Task to complete → Scan the records and identify every line in which the string "purpose" occurs, then return those lines.

-- Start Records --

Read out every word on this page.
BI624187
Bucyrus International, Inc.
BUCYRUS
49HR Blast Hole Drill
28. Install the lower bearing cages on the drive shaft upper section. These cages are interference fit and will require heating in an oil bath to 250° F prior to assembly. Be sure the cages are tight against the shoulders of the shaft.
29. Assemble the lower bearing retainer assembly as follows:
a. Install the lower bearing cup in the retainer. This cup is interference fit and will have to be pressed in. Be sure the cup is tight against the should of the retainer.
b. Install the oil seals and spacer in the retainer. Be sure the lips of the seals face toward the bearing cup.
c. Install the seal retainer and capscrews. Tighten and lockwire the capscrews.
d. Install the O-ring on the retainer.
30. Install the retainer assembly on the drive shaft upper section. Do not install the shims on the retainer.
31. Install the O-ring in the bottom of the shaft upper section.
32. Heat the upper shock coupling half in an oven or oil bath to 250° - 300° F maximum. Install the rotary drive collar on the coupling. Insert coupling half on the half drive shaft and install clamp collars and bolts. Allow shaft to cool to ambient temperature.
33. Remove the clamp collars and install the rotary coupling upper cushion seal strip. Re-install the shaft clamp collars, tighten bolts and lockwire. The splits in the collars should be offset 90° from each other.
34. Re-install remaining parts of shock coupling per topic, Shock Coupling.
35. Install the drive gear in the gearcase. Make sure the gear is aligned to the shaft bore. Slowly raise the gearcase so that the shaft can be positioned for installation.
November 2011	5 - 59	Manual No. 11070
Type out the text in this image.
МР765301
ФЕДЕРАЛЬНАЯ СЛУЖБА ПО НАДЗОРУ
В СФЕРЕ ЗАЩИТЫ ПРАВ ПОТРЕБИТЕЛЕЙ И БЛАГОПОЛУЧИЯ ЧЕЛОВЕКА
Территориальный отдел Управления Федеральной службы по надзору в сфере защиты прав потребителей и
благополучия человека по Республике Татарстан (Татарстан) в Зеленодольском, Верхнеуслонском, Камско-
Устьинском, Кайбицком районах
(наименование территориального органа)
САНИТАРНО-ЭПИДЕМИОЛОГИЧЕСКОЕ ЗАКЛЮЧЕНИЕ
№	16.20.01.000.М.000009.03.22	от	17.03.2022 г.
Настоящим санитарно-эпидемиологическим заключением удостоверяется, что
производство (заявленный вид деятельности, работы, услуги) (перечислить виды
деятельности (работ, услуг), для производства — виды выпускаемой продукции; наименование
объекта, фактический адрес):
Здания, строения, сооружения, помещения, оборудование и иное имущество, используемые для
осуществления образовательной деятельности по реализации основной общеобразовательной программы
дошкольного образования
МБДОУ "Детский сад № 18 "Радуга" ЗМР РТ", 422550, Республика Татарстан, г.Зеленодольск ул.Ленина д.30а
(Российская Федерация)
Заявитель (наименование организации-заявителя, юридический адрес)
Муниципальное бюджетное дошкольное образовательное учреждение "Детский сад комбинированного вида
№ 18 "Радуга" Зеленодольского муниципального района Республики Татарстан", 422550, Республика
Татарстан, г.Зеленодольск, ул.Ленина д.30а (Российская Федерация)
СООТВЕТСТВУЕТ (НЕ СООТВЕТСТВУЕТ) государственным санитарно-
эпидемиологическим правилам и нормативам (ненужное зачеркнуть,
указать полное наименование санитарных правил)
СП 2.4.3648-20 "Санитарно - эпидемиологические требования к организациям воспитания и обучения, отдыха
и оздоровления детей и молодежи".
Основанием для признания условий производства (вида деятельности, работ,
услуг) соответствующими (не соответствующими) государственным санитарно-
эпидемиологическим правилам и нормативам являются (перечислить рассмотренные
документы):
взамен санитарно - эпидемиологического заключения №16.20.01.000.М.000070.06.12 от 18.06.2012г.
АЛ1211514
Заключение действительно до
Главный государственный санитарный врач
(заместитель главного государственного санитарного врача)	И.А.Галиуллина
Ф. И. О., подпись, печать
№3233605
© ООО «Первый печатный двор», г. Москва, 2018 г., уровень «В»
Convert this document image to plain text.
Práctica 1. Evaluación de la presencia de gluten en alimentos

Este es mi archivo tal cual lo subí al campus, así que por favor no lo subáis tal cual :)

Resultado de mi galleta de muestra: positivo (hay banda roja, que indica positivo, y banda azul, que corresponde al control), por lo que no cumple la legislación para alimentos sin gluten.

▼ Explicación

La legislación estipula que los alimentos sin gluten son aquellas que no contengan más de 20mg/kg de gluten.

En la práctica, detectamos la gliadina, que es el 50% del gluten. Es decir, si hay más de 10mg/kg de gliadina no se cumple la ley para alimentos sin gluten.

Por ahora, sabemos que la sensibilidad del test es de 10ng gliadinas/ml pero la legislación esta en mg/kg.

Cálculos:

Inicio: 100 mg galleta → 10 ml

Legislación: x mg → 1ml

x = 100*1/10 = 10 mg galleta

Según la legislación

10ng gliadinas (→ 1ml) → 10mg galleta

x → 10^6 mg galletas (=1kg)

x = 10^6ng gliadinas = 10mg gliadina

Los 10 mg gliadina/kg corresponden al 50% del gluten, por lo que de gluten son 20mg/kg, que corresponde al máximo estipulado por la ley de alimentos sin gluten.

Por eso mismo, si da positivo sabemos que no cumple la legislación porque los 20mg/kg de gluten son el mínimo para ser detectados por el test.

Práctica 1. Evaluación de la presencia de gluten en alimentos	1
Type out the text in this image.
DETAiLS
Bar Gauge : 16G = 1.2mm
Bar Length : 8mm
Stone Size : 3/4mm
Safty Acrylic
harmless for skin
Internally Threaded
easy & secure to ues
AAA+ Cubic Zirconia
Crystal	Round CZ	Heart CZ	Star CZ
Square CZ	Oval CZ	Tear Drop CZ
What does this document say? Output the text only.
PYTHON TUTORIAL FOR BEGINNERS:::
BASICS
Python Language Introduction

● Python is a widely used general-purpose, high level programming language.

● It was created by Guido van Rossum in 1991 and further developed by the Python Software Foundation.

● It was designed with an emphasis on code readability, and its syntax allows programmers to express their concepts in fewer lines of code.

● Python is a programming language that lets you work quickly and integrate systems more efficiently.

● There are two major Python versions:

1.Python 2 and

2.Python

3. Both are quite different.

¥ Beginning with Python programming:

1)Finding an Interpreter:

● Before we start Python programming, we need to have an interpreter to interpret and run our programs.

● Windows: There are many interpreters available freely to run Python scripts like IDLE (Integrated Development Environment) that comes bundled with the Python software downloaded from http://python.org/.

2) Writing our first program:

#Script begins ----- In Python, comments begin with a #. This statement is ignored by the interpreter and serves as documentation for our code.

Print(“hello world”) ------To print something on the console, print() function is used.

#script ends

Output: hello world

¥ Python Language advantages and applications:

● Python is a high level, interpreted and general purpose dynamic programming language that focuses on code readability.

-- End Records --

Task solution →
● Python is a widely used general-purpose, high level programming language.
● Python is a high level, interpreted and general purpose dynamic programming language that focuses on code readability.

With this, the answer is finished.